**Dataset records:**
****************************************

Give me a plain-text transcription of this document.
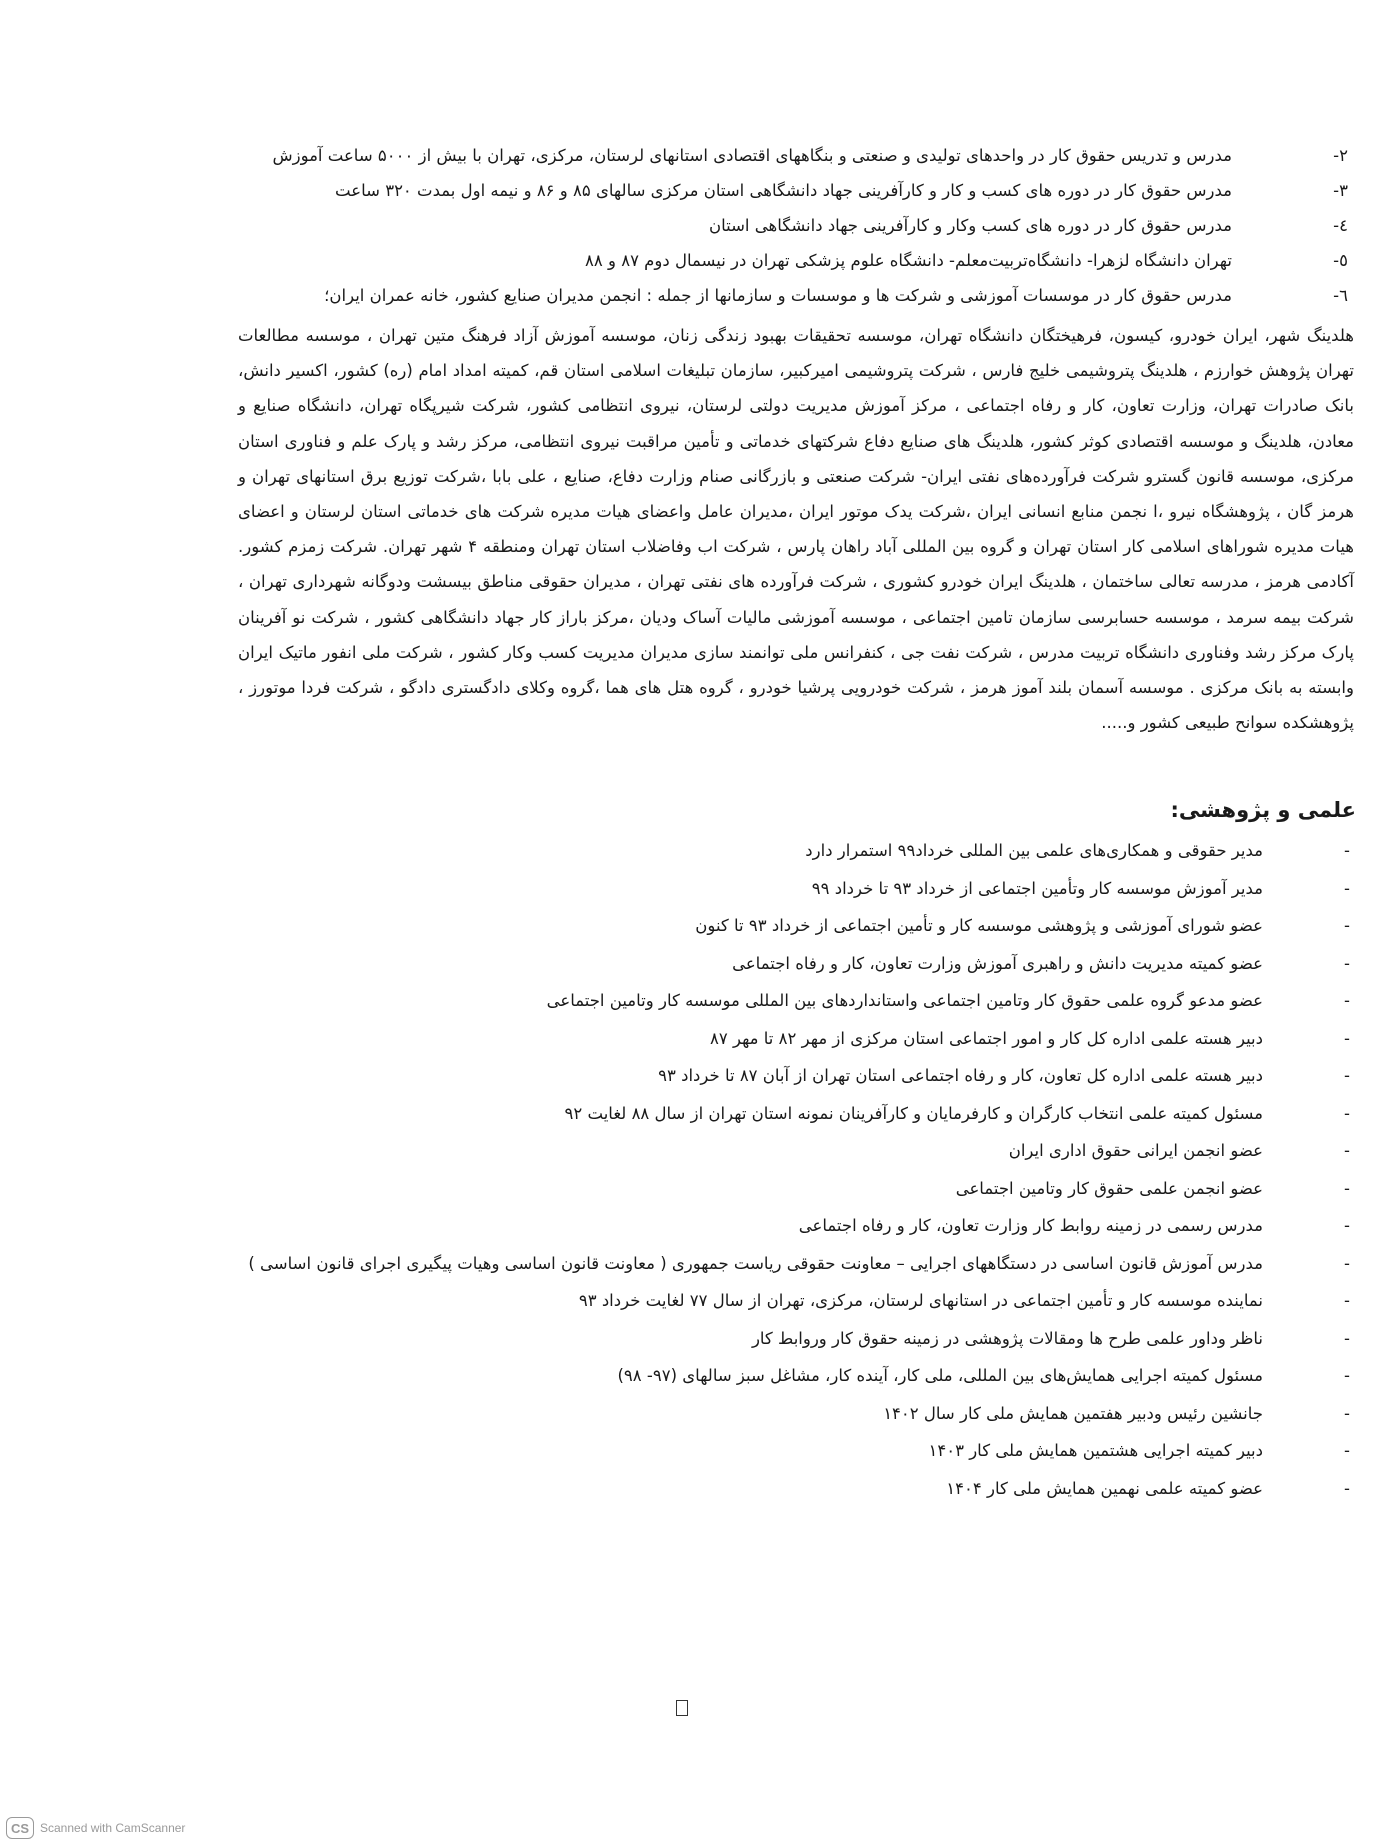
۲-
مدرس و تدریس حقوق کار در واحدهای تولیدی و صنعتی و بنگاههای اقتصادی استانهای لرستان، مرکزی، تهران با بیش از ۵۰۰۰ ساعت آموزش
۳-
مدرس حقوق کار در دوره های کسب و کار و کارآفرینی جهاد دانشگاهی استان مرکزی سالهای ۸۵ و ۸۶ و نیمه اول بمدت ۳۲۰ ساعت
٤-
مدرس حقوق کار در دوره های کسب وکار و کارآفرینی جهاد دانشگاهی استان
٥-
تهران دانشگاه لزهرا- دانشگاه‌تربیت‌معلم- دانشگاه علوم پزشکی تهران در نیسمال دوم ۸۷ و ۸۸
٦-
مدرس حقوق کار در موسسات آموزشی و شرکت ها و موسسات و سازمانها از جمله : انجمن مدیران صنایع کشور، خانه عمران ایران؛
هلدینگ شهر، ایران خودرو، کیسون، فرهیختگان دانشگاه تهران، موسسه تحقیقات بهبود زندگی زنان، موسسه آموزش آزاد فرهنگ متین تهران ، موسسه مطالعات تهران پژوهش خوارزم ، هلدینگ پتروشیمی خلیج فارس ، شرکت پتروشیمی امیرکبیر، سازمان تبلیغات اسلامی استان قم، کمیته امداد امام (ره) کشور، اکسیر دانش، بانک صادرات تهران، وزارت تعاون، کار و رفاه اجتماعی ، مرکز آموزش مدیریت دولتی لرستان، نیروی انتظامی کشور، شرکت شیرپگاه تهران، دانشگاه صنایع و معادن، هلدینگ و موسسه اقتصادی کوثر کشور، هلدینگ های صنایع دفاع شرکتهای خدماتی و تأمین مراقبت نیروی انتظامی، مرکز رشد و پارک علم و فناوری استان مرکزی، موسسه قانون گسترو شرکت فرآورده‌های نفتی ایران- شرکت صنعتی و بازرگانی صنام وزارت دفاع، صنایع ، علی بابا ،شرکت توزیع برق استانهای تهران و هرمز گان ، پژوهشگاه نیرو ،ا نجمن منابع انسانی ایران ،شرکت یدک موتور ایران ،مدیران عامل واعضای هیات مدیره شرکت های خدماتی استان لرستان و اعضای هیات مدیره شوراهای اسلامی کار استان تهران و گروه بین المللی آباد راهان پارس ، شرکت اب وفاضلاب استان تهران ومنطقه ۴ شهر تهران. شرکت زمزم کشور. آکادمی هرمز ، مدرسه تعالی ساختمان ، هلدینگ ایران خودرو کشوری ، شرکت فرآورده های نفتی تهران ، مدیران حقوقی مناطق بیسشت ودوگانه شهرداری تهران ، شرکت بیمه سرمد ، موسسه حسابرسی سازمان تامین اجتماعی ، موسسه آموزشی مالیات آساک ودیان ،مرکز باراز کار جهاد دانشگاهی کشور ، شرکت نو آفرینان پارک مرکز رشد وفناوری دانشگاه تربیت مدرس ، شرکت نفت جی ، کنفرانس ملی توانمند سازی مدیران مدیریت کسب وکار کشور ، شرکت ملی انفور ماتیک ایران وابسته به بانک مرکزی . موسسه آسمان بلند آموز هرمز ، شرکت خودرویی پرشیا خودرو ، گروه هتل های هما ،گروه وکلای دادگستری دادگو ، شرکت فردا موتورز ، پژوهشکده سوانح طبیعی کشور و.....
علمی و پژوهشی:
-
مدیر حقوقی و همکاری‌های علمی بین المللی خرداد۹۹ استمرار دارد
-
مدیر آموزش موسسه کار وتأمین اجتماعی از خرداد ۹۳ تا خرداد ۹۹
-
عضو شورای آموزشی و پژوهشی موسسه کار و تأمین اجتماعی از خرداد ۹۳ تا کنون
-
عضو کمیته مدیریت دانش و راهبری آموزش وزارت تعاون، کار و رفاه اجتماعی
-
عضو مدعو گروه علمی حقوق کار وتامین اجتماعی واستانداردهای بین المللی موسسه کار وتامین اجتماعی
-
دبیر هسته علمی اداره کل کار و امور اجتماعی استان مرکزی از مهر ۸۲ تا مهر ۸۷
-
دبیر هسته علمی اداره کل تعاون، کار و رفاه اجتماعی استان تهران از آبان ۸۷ تا خرداد ۹۳
-
مسئول کمیته علمی انتخاب کارگران و کارفرمایان و کارآفرینان نمونه استان تهران از سال ۸۸ لغایت ۹۲
-
عضو انجمن ایرانی حقوق اداری ایران
-
عضو انجمن علمی حقوق کار وتامین اجتماعی
-
مدرس رسمی در زمینه روابط کار وزارت تعاون، کار و رفاه اجتماعی
-
مدرس آموزش قانون اساسی در دستگاههای اجرایی – معاونت حقوقی ریاست جمهوری ( معاونت قانون اساسی وهیات پیگیری اجرای قانون اساسی )
-
نماینده موسسه کار و تأمین اجتماعی در استانهای لرستان، مرکزی، تهران از سال ۷۷ لغایت خرداد ۹۳
-
ناظر وداور علمی طرح ها ومقالات پژوهشی در زمینه حقوق کار وروابط کار
-
مسئول کمیته اجرایی همایش‌های بین المللی، ملی کار، آینده کار، مشاغل سبز سالهای (۹۷- ۹۸)
-
جانشین رئیس ودبیر هفتمین همایش ملی کار سال ۱۴۰۲
-
دبیر کمیته اجرایی هشتمین همایش ملی کار ۱۴۰۳
-
عضو کمیته علمی نهمین همایش ملی کار ۱۴۰۴
CS Scanned with CamScanner
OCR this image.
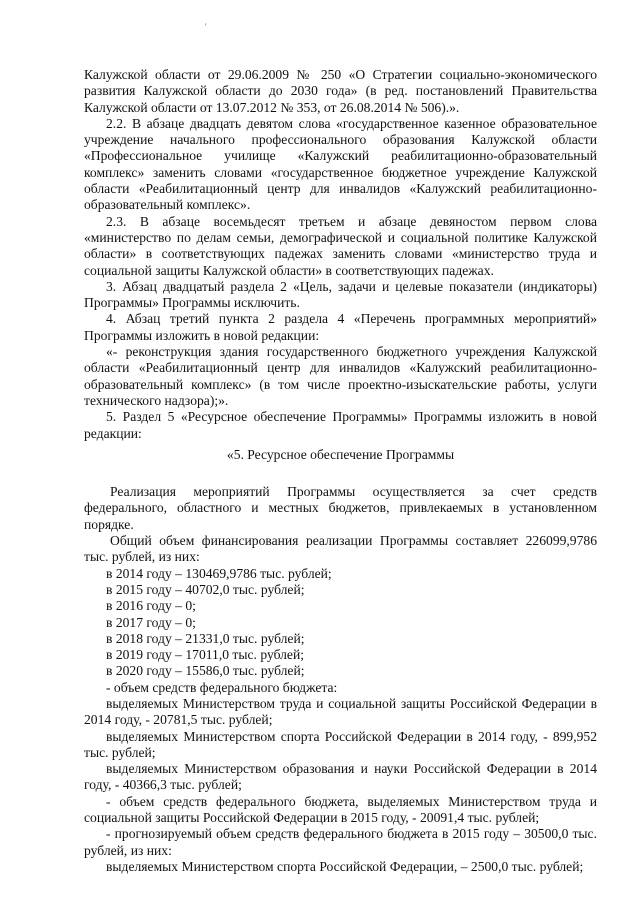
'

Калужской области от 29.06.2009 № 250 «О Стратегии социально-экономического развития Калужской области до 2030 года» (в ред. постановлений Правительства Калужской области от 13.07.2012 № 353, от 26.08.2014 № 506).».

2.2. В абзаце двадцать девятом слова «государственное казенное образовательное учреждение начального профессионального образования Калужской области «Профессиональное училище «Калужский реабилитационно-образовательный комплекс» заменить словами «государственное бюджетное учреждение Калужской области «Реабилитационный центр для инвалидов «Калужский реабилитационно-образовательный комплекс».

2.3. В абзаце восемьдесят третьем и абзаце девяностом первом слова «министерство по делам семьи, демографической и социальной политике Калужской области» в соответствующих падежах заменить словами «министерство труда и социальной защиты Калужской области» в соответствующих падежах.

3. Абзац двадцатый раздела 2 «Цель, задачи и целевые показатели (индикаторы) Программы» Программы исключить.

4. Абзац третий пункта 2 раздела 4 «Перечень программных мероприятий» Программы изложить в новой редакции:

«- реконструкция здания государственного бюджетного учреждения Калужской области «Реабилитационный центр для инвалидов «Калужский реабилитационно-образовательный комплекс» (в том числе проектно-изыскательские работы, услуги технического надзора);».

5. Раздел 5 «Ресурсное обеспечение Программы» Программы изложить в новой редакции:

«5. Ресурсное обеспечение Программы

Реализация мероприятий Программы осуществляется за счет средств федерального, областного и местных бюджетов, привлекаемых в установленном порядке.

Общий объем финансирования реализации Программы составляет 226099,9786 тыс. рублей, из них:

в 2014 году – 130469,9786 тыс. рублей;

в 2015 году – 40702,0 тыс. рублей;

в 2016 году – 0;

в 2017 году – 0;

в 2018 году – 21331,0 тыс. рублей;

в 2019 году – 17011,0 тыс. рублей;

в 2020 году – 15586,0 тыс. рублей;

- объем средств федерального бюджета:

выделяемых Министерством труда и социальной защиты Российской Федерации в 2014 году, - 20781,5 тыс. рублей;

выделяемых Министерством спорта Российской Федерации в 2014 году, - 899,952 тыс. рублей;

выделяемых Министерством образования и науки Российской Федерации в 2014 году, - 40366,3 тыс. рублей;

- объем средств федерального бюджета, выделяемых Министерством труда и социальной защиты Российской Федерации в 2015 году, - 20091,4 тыс. рублей;

- прогнозируемый объем средств федерального бюджета в 2015 году – 30500,0 тыс. рублей, из них:

выделяемых Министерством спорта Российской Федерации, – 2500,0 тыс. рублей;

****************************************

Using the material above, gather every line that includes "Ресурсное".

**Result:**
5. Раздел 5 «Ресурсное обеспечение Программы» Программы изложить в новой редакции:
«5. Ресурсное обеспечение Программы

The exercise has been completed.